* **TASKS TO COMPLETE**:
a) Name every person who appears by name in the Mariners game story.
b) Repeat, word for word, the stretch of the Mariners game story from "Yes, closer Edwin" through "yet half over.".
c) According to the Mariners game story, what was the final score of Wednesday's loss to the Phillies?
━━ QUOTED PASSAGE ━━
SEATTLE — Viewed from the long-term perspective, which is what the Seattle Mariners are clinging to at this point, it’s possible to see the last few days as a hiccup in a generally upbeat run over the last six weeks.
Yes, closer Edwin Diaz blew a save Wednesday afternoon in a crushing 5-4 loss to the Philadelphia Phillies at Safeco Field. Yes, the Mariners just got swept in a a two-game series by baseball’s worst team.
And, yes, this makes four straight losses that, effectively, erases the momentum built from a six-game winning streak. All true. Also true: the Mariners are 18-12 since late May, and the season still isn’t yet half over.
Even so…
“Very disappointing,” first baseman Danny Valencia said. “I felt we were in control of that game the entire day. That one stings. Tough loss.”
Diaz (2-3) inherited a 4-3 lead to start the ninth inning after two perfect innings from James Pazos and Nick Vincent in relief of Felix Hernandez, who steadied after a three-run third inning.
The Phillies, at that point, didn’t have a hit since the third inning.
Diaz started the ninth by working the count full on Tommy Joseph before going with a fastball, a 98-mph fastball, and…well, let him tell it.
━━━
━━ EXTRACTED INFORMATION ━━
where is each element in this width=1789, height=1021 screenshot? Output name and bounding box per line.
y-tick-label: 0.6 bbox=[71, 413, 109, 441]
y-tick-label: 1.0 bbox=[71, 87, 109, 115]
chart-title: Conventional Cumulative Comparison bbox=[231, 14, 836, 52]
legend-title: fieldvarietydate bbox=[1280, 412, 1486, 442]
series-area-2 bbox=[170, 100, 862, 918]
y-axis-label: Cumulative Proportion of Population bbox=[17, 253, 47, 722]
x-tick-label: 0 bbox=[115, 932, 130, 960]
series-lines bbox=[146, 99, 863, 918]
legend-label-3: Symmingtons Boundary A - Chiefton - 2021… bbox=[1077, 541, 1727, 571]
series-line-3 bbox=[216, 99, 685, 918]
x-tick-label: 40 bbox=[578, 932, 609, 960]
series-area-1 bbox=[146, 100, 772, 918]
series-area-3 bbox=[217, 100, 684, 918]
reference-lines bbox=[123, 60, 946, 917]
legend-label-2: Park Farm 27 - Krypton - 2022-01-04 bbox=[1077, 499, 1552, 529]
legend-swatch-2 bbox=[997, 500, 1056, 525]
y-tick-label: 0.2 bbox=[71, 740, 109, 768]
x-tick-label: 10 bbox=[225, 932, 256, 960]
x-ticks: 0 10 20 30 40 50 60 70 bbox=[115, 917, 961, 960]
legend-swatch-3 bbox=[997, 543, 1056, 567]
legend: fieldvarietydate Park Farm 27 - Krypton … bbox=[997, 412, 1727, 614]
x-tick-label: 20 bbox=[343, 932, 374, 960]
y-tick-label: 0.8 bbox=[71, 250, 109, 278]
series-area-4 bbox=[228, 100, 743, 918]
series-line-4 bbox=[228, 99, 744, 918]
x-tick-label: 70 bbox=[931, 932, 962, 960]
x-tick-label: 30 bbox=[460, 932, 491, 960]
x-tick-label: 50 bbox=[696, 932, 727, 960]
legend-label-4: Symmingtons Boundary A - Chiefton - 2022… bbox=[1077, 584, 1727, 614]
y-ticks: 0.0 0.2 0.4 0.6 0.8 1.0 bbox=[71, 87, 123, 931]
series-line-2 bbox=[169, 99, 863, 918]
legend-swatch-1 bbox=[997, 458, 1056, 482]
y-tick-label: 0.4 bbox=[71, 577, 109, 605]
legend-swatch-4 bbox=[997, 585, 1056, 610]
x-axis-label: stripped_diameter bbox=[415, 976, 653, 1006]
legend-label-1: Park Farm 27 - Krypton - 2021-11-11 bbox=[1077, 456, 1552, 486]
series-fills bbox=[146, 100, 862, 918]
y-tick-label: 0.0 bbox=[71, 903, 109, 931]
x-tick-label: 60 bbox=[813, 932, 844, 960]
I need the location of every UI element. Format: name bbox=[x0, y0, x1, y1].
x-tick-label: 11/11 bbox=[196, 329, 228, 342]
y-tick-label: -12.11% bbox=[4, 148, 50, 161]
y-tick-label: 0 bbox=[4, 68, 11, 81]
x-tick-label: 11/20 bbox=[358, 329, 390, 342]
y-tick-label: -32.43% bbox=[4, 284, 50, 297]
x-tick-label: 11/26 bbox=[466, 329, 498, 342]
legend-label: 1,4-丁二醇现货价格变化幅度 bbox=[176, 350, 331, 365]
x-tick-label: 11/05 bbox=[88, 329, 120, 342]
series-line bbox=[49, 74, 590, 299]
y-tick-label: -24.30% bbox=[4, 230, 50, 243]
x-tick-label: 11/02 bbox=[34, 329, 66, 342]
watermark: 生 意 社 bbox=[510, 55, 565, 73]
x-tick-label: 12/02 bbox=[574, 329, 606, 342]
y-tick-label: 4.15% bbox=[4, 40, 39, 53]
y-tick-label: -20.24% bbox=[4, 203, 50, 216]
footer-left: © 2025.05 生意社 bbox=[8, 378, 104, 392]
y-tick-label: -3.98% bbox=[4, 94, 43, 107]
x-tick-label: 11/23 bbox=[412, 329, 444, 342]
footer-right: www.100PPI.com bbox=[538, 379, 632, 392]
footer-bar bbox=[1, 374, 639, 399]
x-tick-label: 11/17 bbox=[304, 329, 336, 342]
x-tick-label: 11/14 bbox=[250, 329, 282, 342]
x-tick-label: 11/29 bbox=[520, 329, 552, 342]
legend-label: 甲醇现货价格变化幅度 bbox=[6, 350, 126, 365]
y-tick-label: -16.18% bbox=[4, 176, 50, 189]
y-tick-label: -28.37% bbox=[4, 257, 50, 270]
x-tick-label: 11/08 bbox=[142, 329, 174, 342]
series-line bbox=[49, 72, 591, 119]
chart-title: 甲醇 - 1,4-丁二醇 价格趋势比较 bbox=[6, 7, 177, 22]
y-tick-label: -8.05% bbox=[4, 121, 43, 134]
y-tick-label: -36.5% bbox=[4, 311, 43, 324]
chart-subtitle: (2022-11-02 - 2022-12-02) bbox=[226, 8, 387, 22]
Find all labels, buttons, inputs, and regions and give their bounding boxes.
━━━
━━ EXTRACTED INFORMATION ━━
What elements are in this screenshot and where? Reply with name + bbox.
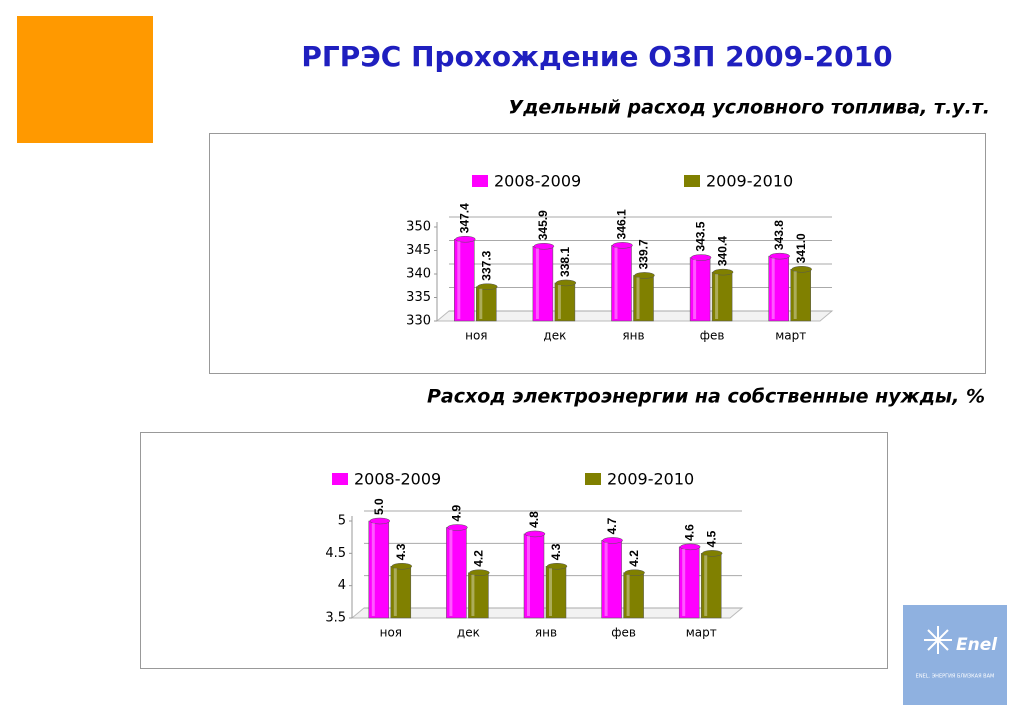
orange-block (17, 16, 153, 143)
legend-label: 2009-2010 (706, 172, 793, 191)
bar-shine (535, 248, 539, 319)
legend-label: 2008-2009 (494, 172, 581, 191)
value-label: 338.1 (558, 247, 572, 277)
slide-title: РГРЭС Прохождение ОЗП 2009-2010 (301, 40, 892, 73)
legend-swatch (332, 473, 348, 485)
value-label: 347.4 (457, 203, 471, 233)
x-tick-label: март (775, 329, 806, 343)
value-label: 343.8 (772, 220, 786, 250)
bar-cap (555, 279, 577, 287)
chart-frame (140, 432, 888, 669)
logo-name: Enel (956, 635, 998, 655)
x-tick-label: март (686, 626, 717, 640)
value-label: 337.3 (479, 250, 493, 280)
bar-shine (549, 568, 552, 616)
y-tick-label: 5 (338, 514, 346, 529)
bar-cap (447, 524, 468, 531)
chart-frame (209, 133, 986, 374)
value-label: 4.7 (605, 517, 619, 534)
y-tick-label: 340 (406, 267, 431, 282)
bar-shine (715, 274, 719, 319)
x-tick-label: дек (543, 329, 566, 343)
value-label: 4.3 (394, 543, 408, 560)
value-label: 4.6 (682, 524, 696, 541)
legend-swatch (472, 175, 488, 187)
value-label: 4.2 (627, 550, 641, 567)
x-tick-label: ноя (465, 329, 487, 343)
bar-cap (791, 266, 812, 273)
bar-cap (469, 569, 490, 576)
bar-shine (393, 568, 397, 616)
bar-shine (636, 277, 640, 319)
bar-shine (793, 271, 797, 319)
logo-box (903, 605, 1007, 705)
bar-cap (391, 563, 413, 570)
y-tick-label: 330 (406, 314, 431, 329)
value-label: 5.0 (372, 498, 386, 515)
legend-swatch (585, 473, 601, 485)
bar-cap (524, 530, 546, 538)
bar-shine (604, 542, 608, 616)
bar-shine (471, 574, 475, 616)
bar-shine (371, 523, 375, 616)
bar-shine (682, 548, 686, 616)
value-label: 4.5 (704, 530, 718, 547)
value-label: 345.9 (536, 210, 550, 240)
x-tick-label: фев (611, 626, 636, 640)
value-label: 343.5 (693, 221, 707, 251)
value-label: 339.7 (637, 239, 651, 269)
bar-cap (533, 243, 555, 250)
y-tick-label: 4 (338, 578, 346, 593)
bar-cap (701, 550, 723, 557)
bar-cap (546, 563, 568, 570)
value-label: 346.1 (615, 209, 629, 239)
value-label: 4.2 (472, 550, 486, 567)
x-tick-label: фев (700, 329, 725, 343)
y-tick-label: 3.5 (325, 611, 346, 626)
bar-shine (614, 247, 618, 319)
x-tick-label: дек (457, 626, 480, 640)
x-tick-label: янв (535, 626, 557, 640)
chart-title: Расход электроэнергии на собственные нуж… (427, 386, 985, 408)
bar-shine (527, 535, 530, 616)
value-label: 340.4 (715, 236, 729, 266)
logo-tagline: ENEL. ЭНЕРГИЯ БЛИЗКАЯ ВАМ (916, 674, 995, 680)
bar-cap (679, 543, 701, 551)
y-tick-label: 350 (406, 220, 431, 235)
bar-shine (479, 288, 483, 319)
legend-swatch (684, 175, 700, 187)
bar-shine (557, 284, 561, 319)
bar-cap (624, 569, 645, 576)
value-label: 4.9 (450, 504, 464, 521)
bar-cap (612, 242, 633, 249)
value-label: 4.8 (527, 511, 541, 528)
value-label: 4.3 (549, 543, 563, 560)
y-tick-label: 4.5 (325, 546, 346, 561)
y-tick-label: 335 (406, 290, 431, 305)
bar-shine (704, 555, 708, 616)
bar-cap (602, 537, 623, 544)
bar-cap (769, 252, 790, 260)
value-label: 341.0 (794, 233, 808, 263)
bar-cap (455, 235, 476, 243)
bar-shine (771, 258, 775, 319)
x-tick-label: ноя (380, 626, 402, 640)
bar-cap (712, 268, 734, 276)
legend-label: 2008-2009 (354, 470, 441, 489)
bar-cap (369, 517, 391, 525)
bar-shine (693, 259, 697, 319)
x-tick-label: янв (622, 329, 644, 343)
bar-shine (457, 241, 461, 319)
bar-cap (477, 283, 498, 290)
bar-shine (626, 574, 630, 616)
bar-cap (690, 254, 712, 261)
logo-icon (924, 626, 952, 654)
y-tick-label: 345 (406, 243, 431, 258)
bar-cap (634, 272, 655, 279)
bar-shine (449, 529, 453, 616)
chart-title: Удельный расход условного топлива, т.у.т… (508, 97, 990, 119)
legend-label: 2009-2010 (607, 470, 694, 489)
━━━
━━ EXTRACTED INFORMATION ━━
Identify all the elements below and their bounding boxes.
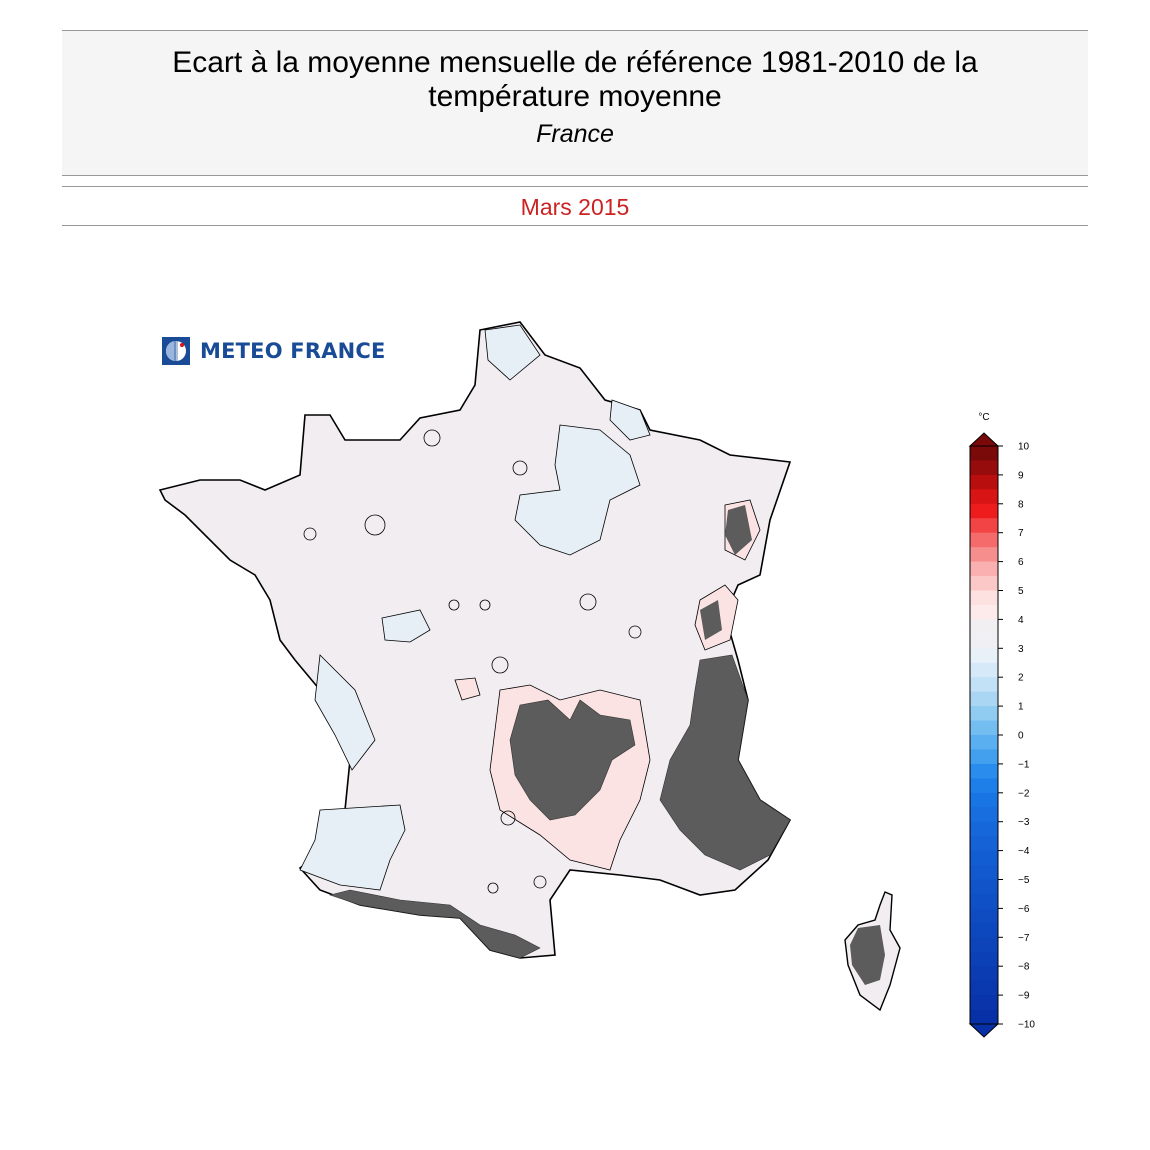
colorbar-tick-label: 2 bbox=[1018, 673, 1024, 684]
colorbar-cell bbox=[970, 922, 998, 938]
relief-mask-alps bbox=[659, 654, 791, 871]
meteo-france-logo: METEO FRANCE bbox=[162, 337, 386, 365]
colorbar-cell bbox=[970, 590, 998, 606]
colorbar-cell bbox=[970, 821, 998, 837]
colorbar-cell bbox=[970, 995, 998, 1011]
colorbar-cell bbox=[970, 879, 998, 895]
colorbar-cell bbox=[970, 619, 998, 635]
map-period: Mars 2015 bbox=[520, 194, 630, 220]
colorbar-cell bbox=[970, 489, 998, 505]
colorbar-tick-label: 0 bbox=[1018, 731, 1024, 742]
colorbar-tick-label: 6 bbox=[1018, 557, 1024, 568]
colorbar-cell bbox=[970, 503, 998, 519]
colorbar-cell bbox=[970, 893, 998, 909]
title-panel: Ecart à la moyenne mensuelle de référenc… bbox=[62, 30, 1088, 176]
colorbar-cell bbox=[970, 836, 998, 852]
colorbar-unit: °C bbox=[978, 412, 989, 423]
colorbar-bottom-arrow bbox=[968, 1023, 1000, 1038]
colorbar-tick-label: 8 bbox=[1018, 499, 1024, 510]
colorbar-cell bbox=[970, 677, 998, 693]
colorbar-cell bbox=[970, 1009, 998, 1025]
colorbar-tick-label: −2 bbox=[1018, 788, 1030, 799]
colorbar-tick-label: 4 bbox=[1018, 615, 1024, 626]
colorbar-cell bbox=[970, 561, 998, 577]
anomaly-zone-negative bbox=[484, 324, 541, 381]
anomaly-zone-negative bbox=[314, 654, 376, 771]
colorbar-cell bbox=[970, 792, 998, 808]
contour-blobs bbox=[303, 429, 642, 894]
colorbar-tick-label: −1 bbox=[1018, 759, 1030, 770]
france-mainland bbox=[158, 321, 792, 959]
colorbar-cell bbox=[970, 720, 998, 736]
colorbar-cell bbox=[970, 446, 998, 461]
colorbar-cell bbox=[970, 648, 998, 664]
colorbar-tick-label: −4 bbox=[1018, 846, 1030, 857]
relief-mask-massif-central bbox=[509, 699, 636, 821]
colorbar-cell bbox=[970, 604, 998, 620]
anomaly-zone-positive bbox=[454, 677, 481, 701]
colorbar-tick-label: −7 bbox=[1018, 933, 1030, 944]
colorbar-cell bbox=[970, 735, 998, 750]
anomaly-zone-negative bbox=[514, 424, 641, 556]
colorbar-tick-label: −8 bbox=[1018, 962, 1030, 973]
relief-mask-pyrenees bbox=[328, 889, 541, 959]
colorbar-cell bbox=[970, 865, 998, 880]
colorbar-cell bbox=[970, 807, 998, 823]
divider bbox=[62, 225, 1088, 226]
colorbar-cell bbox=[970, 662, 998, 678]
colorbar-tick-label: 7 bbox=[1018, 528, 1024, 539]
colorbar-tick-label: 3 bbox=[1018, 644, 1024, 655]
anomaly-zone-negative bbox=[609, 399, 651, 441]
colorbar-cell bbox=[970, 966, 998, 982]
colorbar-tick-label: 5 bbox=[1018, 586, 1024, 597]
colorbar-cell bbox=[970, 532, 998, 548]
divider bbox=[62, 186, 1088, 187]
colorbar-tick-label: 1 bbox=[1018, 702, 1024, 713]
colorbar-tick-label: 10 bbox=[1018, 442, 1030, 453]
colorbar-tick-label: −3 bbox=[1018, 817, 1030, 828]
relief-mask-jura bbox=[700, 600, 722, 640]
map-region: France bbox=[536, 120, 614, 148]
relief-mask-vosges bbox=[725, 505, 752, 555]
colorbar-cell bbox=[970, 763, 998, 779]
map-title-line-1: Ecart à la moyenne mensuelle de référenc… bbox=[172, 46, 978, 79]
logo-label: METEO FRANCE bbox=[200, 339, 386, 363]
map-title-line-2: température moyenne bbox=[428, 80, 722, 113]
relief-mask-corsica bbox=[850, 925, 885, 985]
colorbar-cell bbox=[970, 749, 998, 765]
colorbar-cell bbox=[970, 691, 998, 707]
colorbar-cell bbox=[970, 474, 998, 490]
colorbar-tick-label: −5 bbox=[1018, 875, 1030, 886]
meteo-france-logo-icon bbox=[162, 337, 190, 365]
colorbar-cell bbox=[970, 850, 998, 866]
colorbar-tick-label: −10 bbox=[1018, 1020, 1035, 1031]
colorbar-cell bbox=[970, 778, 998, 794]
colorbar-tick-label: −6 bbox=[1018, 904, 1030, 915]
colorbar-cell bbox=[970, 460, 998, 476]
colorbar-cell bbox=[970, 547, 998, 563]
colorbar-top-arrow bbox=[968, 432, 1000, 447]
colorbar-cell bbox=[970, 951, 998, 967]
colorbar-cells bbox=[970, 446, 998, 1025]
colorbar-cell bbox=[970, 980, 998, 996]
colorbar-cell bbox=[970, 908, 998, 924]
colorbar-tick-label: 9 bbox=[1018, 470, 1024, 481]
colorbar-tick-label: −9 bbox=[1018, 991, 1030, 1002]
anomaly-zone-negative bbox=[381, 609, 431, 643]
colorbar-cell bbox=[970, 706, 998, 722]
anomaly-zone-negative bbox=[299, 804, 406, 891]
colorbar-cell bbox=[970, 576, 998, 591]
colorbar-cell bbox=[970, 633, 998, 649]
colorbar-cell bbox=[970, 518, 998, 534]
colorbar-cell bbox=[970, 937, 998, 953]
━━━
* **OUTPUTS BY TASK**:
a) Edwin Diaz, Danny Valencia, James Pazos, Nick Vincent, Felix Hernandez, Tommy Joseph

b)
Yes, closer Edwin Diaz blew a save Wednesday afternoon in a crushing 5-4 loss to the Philadelphia Phillies at Safeco Field. Yes, the Mariners just got swept in a a two-game series by baseball’s worst team.
And, yes, this makes four straight losses that, effectively, erases the momentum built from a six-game winning streak. All true. Also true: the Mariners are 18-12 since late May, and the season still isn’t yet half over.

c) The Mariners lost 5-4.